WORK TO DO:
Find the string "JSON" in the data, then copy every line where it is found.
====
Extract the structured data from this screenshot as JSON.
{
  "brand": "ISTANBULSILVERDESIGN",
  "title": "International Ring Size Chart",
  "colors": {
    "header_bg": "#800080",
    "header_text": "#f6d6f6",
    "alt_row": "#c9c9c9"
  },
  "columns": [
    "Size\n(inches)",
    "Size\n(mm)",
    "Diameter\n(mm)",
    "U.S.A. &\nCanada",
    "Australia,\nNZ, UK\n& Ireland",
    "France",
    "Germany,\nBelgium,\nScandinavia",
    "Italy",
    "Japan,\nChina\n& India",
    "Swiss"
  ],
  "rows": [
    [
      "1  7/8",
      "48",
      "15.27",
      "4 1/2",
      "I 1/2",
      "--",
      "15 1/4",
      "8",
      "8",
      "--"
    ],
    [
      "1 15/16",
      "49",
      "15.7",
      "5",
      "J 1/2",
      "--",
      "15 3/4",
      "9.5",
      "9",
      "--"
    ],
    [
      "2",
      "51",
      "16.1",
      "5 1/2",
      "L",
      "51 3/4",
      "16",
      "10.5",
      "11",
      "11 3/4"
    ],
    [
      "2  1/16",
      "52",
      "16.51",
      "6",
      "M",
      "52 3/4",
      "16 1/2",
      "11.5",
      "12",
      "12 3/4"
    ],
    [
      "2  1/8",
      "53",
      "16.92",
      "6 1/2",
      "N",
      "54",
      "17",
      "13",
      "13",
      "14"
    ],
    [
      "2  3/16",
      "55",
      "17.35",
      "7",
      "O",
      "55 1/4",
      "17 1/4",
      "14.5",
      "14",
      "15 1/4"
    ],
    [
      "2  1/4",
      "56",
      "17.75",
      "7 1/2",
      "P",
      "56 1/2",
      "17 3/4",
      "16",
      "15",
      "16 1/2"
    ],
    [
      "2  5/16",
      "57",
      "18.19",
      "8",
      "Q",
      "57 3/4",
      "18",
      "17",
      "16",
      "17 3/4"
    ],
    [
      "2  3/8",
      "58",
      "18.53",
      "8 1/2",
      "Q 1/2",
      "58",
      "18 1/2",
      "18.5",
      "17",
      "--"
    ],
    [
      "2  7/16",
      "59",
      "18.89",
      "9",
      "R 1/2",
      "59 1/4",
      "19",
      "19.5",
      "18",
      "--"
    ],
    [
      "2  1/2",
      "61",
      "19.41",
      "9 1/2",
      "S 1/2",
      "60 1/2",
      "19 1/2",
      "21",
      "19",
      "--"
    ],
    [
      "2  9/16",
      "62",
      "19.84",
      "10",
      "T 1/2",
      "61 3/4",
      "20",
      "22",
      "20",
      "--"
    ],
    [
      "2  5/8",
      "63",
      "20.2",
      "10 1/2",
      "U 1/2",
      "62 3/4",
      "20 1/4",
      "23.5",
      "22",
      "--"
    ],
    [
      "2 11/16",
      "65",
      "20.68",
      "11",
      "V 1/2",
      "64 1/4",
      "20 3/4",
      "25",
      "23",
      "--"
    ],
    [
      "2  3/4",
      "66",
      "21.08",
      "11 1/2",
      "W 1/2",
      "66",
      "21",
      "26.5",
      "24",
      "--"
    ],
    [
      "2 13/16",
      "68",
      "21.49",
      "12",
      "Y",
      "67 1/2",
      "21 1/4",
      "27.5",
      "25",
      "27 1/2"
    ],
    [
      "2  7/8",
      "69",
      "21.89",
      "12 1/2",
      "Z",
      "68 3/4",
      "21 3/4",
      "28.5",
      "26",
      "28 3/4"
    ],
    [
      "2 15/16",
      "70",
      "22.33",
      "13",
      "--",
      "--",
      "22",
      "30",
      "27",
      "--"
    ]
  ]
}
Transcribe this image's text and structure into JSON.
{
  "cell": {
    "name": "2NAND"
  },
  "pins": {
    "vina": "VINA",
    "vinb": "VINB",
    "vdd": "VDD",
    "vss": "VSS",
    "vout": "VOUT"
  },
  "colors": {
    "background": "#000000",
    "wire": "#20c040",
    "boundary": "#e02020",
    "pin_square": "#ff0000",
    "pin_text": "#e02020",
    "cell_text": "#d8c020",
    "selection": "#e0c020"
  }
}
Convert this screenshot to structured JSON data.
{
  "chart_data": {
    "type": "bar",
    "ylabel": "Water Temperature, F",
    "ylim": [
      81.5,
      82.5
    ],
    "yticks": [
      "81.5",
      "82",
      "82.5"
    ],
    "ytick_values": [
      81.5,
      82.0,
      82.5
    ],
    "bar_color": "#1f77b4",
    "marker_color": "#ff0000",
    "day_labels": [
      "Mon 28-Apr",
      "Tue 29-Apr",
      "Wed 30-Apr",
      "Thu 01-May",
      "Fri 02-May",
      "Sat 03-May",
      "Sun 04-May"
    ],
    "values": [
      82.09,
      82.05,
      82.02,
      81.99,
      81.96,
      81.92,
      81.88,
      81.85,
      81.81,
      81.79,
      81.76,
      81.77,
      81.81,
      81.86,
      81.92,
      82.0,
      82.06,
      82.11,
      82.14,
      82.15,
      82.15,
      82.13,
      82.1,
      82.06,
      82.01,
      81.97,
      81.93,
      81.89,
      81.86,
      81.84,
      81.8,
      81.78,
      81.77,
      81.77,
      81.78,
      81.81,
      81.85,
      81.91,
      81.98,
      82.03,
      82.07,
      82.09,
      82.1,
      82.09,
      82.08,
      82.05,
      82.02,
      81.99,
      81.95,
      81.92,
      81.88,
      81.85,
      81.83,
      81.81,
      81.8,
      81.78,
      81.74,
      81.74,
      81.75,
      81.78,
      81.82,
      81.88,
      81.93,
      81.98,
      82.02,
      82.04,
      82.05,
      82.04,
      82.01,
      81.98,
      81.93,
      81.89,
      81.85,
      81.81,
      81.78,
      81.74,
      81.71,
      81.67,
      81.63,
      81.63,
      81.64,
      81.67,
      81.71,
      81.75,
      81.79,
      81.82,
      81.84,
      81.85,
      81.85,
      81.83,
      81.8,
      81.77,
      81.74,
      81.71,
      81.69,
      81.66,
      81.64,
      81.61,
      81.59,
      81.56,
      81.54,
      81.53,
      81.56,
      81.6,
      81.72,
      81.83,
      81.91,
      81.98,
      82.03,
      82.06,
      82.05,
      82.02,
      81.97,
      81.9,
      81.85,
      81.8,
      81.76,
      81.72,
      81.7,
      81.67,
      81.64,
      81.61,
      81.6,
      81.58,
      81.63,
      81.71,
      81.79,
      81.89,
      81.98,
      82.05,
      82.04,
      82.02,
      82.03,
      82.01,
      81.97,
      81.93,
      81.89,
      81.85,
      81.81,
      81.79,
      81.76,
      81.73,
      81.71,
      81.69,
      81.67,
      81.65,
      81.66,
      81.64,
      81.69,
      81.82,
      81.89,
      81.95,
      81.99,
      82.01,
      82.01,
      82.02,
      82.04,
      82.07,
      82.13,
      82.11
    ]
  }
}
====
WRITTEN SOLUTION:
Extract the structured data from this screenshot as JSON.
Transcribe this image's text and structure into JSON.
Convert this screenshot to structured JSON data.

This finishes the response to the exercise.